━━━ MATERIAL FOR THIS TASK

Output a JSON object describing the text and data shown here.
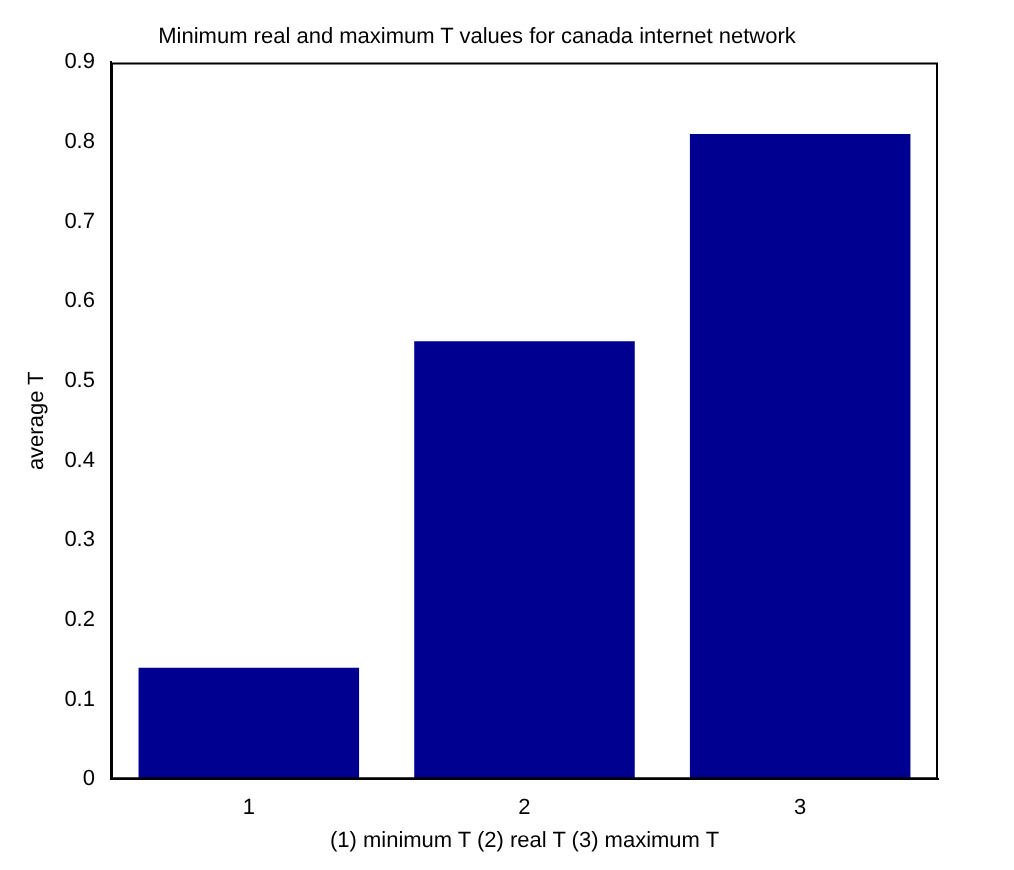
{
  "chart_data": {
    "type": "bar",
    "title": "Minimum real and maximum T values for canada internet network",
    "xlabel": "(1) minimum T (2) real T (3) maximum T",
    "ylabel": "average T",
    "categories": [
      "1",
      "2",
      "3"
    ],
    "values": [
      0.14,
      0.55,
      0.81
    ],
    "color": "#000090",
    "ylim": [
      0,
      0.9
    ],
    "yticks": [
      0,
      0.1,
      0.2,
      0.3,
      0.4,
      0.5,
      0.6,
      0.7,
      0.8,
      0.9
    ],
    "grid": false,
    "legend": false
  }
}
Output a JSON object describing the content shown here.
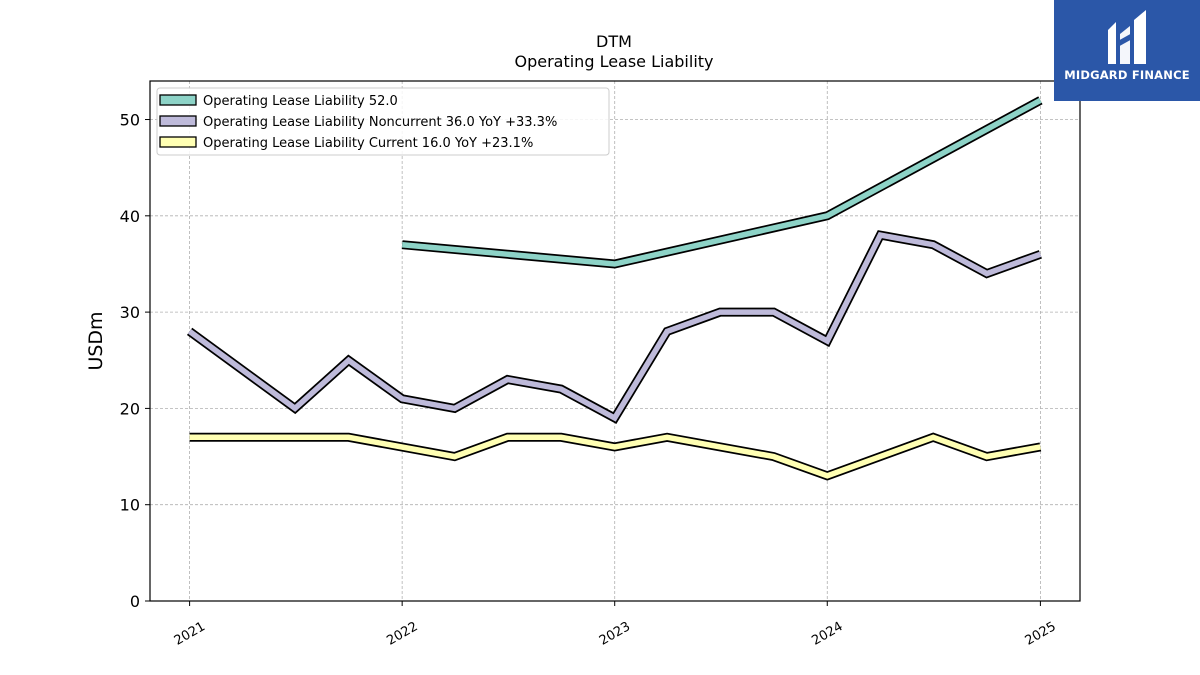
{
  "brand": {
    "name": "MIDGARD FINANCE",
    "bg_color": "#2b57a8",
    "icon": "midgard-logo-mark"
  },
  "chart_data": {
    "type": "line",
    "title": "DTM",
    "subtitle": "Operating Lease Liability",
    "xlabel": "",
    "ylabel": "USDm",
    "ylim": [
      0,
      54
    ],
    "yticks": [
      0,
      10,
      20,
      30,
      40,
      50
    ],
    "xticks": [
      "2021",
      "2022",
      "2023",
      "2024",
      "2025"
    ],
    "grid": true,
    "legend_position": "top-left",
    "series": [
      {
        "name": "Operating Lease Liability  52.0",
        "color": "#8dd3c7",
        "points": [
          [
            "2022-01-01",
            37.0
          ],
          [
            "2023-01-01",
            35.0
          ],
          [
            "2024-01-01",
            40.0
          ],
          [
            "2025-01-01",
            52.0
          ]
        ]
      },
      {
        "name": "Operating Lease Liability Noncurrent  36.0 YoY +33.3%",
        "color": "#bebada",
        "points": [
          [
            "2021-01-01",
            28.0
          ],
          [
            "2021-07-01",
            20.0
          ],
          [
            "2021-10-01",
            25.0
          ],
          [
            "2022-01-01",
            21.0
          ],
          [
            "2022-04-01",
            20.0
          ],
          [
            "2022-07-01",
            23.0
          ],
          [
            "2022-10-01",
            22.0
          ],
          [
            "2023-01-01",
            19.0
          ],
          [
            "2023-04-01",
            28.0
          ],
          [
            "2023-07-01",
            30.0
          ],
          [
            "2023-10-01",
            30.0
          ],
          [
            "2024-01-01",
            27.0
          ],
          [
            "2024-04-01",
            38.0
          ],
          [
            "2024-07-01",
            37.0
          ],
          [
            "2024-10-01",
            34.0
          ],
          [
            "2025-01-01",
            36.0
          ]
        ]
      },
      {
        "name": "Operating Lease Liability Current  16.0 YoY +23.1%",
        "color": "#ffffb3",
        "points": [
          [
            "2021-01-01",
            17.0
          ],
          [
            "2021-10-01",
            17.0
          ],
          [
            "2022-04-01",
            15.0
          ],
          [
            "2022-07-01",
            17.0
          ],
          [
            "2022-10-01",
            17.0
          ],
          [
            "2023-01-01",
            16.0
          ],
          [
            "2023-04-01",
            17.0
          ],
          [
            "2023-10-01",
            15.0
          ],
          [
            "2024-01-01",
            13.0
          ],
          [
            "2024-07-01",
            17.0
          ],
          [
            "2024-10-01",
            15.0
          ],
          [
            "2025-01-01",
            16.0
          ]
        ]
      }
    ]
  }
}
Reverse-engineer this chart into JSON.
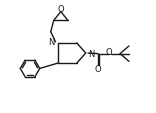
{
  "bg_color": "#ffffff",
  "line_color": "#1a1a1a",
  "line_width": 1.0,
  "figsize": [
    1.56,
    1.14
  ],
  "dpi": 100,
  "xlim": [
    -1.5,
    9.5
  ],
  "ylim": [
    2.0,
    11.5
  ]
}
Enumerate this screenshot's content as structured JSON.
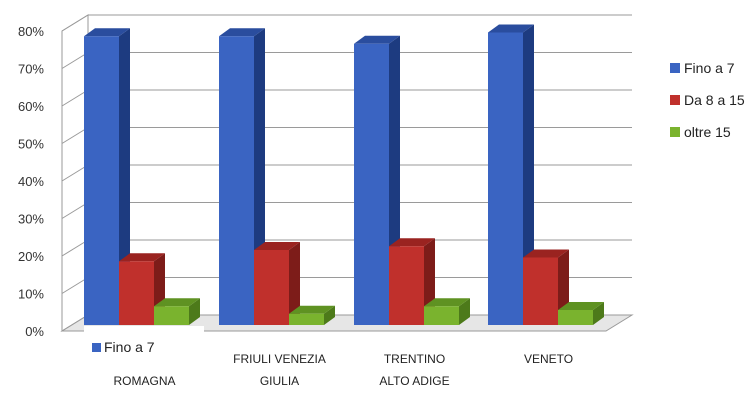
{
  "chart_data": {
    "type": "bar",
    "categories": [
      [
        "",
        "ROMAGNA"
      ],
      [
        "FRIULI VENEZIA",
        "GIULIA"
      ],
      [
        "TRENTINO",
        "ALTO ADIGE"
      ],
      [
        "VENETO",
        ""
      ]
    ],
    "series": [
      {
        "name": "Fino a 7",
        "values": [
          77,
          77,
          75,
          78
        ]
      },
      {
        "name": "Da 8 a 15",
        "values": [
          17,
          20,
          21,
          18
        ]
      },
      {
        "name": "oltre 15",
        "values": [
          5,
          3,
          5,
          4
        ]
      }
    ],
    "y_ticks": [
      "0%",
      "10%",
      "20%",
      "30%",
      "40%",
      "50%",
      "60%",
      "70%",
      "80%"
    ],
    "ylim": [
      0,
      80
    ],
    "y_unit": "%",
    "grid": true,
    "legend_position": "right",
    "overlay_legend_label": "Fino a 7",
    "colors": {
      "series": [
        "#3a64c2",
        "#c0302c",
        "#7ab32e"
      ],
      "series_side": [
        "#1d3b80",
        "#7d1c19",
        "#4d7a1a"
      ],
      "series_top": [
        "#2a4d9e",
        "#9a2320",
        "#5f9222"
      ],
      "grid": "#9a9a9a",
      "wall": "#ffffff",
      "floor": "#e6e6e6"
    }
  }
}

━━━━━━

Go over the records above and tally the lines with the word "object" in them. Give the number alone.

--- ANSWER TO THIS EXERCISE ---
2